**What the task asks**. Tally the lines containing the word "Gestionar" and give the total alone.

**Source records**.
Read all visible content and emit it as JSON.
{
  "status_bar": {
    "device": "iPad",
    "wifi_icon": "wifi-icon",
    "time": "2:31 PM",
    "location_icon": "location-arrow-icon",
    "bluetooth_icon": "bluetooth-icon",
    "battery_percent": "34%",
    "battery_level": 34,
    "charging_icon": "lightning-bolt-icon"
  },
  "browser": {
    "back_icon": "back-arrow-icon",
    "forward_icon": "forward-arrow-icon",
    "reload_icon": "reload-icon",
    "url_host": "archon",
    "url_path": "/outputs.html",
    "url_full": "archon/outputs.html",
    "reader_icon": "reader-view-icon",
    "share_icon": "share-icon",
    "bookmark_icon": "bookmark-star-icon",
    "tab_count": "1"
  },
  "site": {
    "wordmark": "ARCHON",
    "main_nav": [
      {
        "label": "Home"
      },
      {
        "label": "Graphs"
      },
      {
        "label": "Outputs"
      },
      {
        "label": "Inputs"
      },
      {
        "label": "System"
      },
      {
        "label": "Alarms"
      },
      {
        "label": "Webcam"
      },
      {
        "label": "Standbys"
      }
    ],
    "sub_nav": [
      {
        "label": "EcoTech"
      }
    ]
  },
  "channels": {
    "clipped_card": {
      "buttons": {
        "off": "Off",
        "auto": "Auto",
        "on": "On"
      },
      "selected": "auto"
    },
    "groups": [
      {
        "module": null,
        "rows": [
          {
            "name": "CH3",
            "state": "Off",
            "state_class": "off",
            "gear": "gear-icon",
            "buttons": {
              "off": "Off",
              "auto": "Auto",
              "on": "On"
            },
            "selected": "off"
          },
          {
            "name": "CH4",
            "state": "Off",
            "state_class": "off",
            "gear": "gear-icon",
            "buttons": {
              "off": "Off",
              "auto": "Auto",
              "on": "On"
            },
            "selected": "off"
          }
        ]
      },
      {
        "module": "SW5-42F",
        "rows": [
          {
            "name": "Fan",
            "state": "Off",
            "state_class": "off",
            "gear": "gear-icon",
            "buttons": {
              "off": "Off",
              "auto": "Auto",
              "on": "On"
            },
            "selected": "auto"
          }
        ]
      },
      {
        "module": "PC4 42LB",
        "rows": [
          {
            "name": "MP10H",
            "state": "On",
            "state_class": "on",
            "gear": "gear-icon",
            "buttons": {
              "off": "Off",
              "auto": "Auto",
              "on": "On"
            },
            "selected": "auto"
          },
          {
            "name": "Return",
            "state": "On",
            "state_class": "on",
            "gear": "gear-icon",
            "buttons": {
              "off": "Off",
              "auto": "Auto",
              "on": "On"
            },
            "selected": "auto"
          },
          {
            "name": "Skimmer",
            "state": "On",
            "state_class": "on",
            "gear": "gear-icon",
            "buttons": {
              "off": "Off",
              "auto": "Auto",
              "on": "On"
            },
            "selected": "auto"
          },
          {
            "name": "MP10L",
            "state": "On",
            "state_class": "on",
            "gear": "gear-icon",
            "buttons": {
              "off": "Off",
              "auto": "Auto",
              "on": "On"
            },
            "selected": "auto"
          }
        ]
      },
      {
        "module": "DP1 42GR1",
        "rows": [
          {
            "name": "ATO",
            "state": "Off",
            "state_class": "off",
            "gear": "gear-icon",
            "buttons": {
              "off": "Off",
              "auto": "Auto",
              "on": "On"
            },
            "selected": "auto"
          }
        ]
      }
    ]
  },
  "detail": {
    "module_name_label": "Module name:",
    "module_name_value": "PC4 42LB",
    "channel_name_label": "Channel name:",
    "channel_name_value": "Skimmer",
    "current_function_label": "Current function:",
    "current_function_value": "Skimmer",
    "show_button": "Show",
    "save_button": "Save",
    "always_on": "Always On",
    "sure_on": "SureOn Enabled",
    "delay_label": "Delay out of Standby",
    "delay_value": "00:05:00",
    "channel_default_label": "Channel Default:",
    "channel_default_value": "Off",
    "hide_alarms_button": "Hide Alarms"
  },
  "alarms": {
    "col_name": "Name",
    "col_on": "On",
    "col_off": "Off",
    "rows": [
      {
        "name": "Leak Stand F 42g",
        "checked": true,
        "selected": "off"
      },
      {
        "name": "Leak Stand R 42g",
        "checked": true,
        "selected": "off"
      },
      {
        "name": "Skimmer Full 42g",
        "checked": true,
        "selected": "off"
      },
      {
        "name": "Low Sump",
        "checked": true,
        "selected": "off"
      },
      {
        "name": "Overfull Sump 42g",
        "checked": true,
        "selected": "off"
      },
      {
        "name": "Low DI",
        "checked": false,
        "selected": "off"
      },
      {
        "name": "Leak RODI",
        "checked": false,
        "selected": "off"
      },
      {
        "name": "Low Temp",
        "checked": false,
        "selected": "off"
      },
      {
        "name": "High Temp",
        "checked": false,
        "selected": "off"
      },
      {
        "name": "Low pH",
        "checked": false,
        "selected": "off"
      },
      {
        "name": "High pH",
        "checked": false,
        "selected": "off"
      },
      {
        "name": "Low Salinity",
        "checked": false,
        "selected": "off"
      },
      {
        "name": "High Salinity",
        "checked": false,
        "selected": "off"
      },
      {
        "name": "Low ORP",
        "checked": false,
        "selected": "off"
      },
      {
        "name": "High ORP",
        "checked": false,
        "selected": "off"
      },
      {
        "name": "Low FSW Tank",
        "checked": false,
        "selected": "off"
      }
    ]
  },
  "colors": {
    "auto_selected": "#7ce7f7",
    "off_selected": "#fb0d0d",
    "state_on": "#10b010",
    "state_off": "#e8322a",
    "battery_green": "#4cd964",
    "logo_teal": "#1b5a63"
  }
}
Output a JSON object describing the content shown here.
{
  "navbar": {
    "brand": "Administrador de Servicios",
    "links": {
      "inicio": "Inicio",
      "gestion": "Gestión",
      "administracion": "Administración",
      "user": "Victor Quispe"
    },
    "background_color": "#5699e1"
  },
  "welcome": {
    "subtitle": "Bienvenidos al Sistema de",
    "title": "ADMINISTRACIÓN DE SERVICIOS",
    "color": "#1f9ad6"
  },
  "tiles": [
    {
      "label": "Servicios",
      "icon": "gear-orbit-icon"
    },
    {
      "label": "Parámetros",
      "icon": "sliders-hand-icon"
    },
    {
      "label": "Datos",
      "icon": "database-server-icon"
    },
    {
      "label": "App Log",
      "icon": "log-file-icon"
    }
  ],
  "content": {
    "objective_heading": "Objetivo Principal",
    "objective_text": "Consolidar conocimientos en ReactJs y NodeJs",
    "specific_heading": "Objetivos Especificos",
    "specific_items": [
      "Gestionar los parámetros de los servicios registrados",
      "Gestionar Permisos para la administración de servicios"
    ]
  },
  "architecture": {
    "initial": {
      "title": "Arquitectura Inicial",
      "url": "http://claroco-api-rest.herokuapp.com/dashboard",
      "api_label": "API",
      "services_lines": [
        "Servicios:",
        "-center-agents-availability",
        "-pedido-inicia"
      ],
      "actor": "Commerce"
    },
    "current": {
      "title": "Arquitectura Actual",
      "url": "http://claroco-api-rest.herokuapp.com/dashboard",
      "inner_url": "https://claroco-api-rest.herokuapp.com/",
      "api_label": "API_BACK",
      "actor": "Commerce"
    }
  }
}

**Solution for this task**. 2